>> BEGIN Data listing
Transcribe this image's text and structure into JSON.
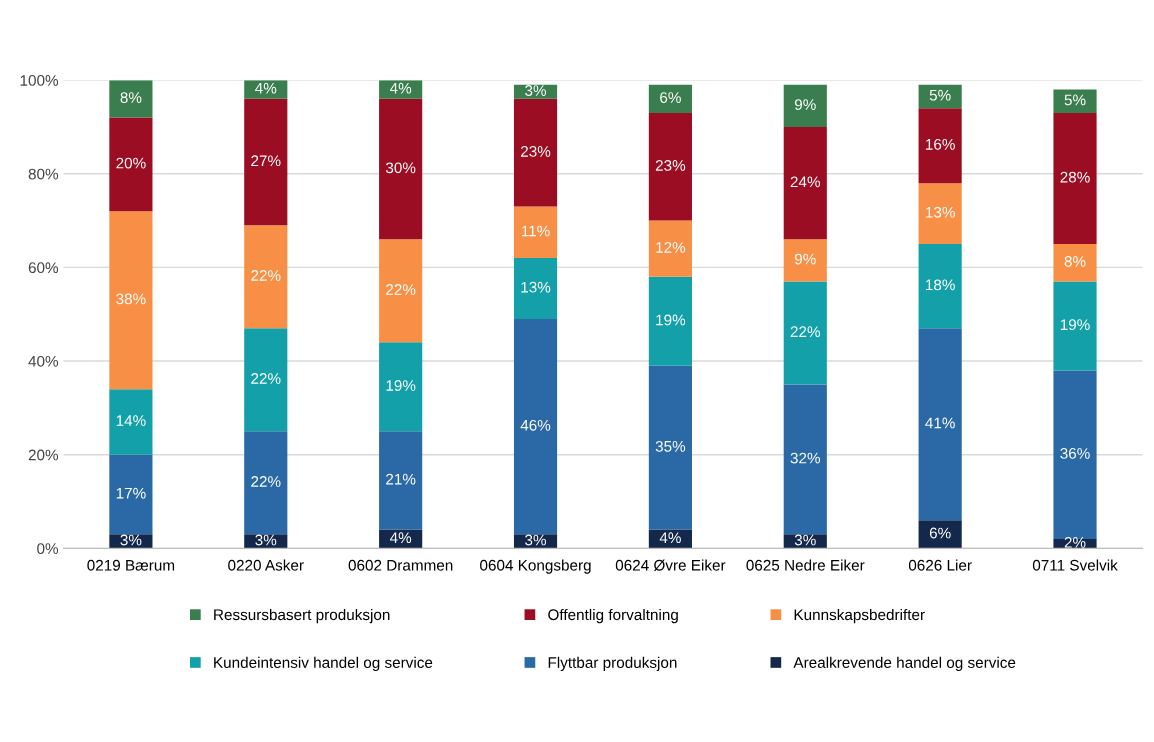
{
  "chart_data": {
    "type": "bar",
    "stacked": true,
    "grid": "y",
    "legend": "bottom",
    "categories": [
      "0219 Bærum",
      "0220 Asker",
      "0602 Drammen",
      "0604 Kongsberg",
      "0624 Øvre Eiker",
      "0625 Nedre Eiker",
      "0626 Lier",
      "0711 Svelvik"
    ],
    "ylim": [
      0,
      100
    ],
    "yticks": [
      {
        "value": 0,
        "label": "0%"
      },
      {
        "value": 20,
        "label": "20%"
      },
      {
        "value": 40,
        "label": "40%"
      },
      {
        "value": 60,
        "label": "60%"
      },
      {
        "value": 80,
        "label": "80%"
      },
      {
        "value": 100,
        "label": "100%"
      }
    ],
    "series": [
      {
        "name": "Arealkrevende handel og service",
        "color": "#14284b",
        "values": [
          3,
          3,
          4,
          3,
          4,
          3,
          6,
          2
        ],
        "value_labels": [
          "3%",
          "3%",
          "4%",
          "3%",
          "4%",
          "3%",
          "6%",
          "2%"
        ]
      },
      {
        "name": "Flyttbar produksjon",
        "color": "#2b68a6",
        "values": [
          17,
          22,
          21,
          46,
          35,
          32,
          41,
          36
        ],
        "value_labels": [
          "17%",
          "22%",
          "21%",
          "46%",
          "35%",
          "32%",
          "41%",
          "36%"
        ]
      },
      {
        "name": "Kundeintensiv handel og service",
        "color": "#14a0a8",
        "values": [
          14,
          22,
          19,
          13,
          19,
          22,
          18,
          19
        ],
        "value_labels": [
          "14%",
          "22%",
          "19%",
          "13%",
          "19%",
          "22%",
          "18%",
          "19%"
        ]
      },
      {
        "name": "Kunnskapsbedrifter",
        "color": "#f79046",
        "values": [
          38,
          22,
          22,
          11,
          12,
          9,
          13,
          8
        ],
        "value_labels": [
          "38%",
          "22%",
          "22%",
          "11%",
          "12%",
          "9%",
          "13%",
          "8%"
        ]
      },
      {
        "name": "Offentlig forvaltning",
        "color": "#9b0d22",
        "values": [
          20,
          27,
          30,
          23,
          23,
          24,
          16,
          28
        ],
        "value_labels": [
          "20%",
          "27%",
          "30%",
          "23%",
          "23%",
          "24%",
          "16%",
          "28%"
        ]
      },
      {
        "name": "Ressursbasert produksjon",
        "color": "#3a7d4e",
        "values": [
          8,
          4,
          4,
          3,
          6,
          9,
          5,
          5
        ],
        "value_labels": [
          "8%",
          "4%",
          "4%",
          "3%",
          "6%",
          "9%",
          "5%",
          "5%"
        ]
      }
    ]
  }
}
>> END Data listing
→ Aim of the task
Give the data again exactly as written, with all pictures left out.

→ In response
Transcribe this image's text and structure into JSON.
{
  "chart_data": {
    "type": "bar",
    "stacked": true,
    "grid": "y",
    "legend": "bottom",
    "categories": [
      "0219 Bærum",
      "0220 Asker",
      "0602 Drammen",
      "0604 Kongsberg",
      "0624 Øvre Eiker",
      "0625 Nedre Eiker",
      "0626 Lier",
      "0711 Svelvik"
    ],
    "ylim": [
      0,
      100
    ],
    "yticks": [
      {
        "value": 0,
        "label": "0%"
      },
      {
        "value": 20,
        "label": "20%"
      },
      {
        "value": 40,
        "label": "40%"
      },
      {
        "value": 60,
        "label": "60%"
      },
      {
        "value": 80,
        "label": "80%"
      },
      {
        "value": 100,
        "label": "100%"
      }
    ],
    "series": [
      {
        "name": "Arealkrevende handel og service",
        "color": "#14284b",
        "values": [
          3,
          3,
          4,
          3,
          4,
          3,
          6,
          2
        ],
        "value_labels": [
          "3%",
          "3%",
          "4%",
          "3%",
          "4%",
          "3%",
          "6%",
          "2%"
        ]
      },
      {
        "name": "Flyttbar produksjon",
        "color": "#2b68a6",
        "values": [
          17,
          22,
          21,
          46,
          35,
          32,
          41,
          36
        ],
        "value_labels": [
          "17%",
          "22%",
          "21%",
          "46%",
          "35%",
          "32%",
          "41%",
          "36%"
        ]
      },
      {
        "name": "Kundeintensiv handel og service",
        "color": "#14a0a8",
        "values": [
          14,
          22,
          19,
          13,
          19,
          22,
          18,
          19
        ],
        "value_labels": [
          "14%",
          "22%",
          "19%",
          "13%",
          "19%",
          "22%",
          "18%",
          "19%"
        ]
      },
      {
        "name": "Kunnskapsbedrifter",
        "color": "#f79046",
        "values": [
          38,
          22,
          22,
          11,
          12,
          9,
          13,
          8
        ],
        "value_labels": [
          "38%",
          "22%",
          "22%",
          "11%",
          "12%",
          "9%",
          "13%",
          "8%"
        ]
      },
      {
        "name": "Offentlig forvaltning",
        "color": "#9b0d22",
        "values": [
          20,
          27,
          30,
          23,
          23,
          24,
          16,
          28
        ],
        "value_labels": [
          "20%",
          "27%",
          "30%",
          "23%",
          "23%",
          "24%",
          "16%",
          "28%"
        ]
      },
      {
        "name": "Ressursbasert produksjon",
        "color": "#3a7d4e",
        "values": [
          8,
          4,
          4,
          3,
          6,
          9,
          5,
          5
        ],
        "value_labels": [
          "8%",
          "4%",
          "4%",
          "3%",
          "6%",
          "9%",
          "5%",
          "5%"
        ]
      }
    ]
  }
}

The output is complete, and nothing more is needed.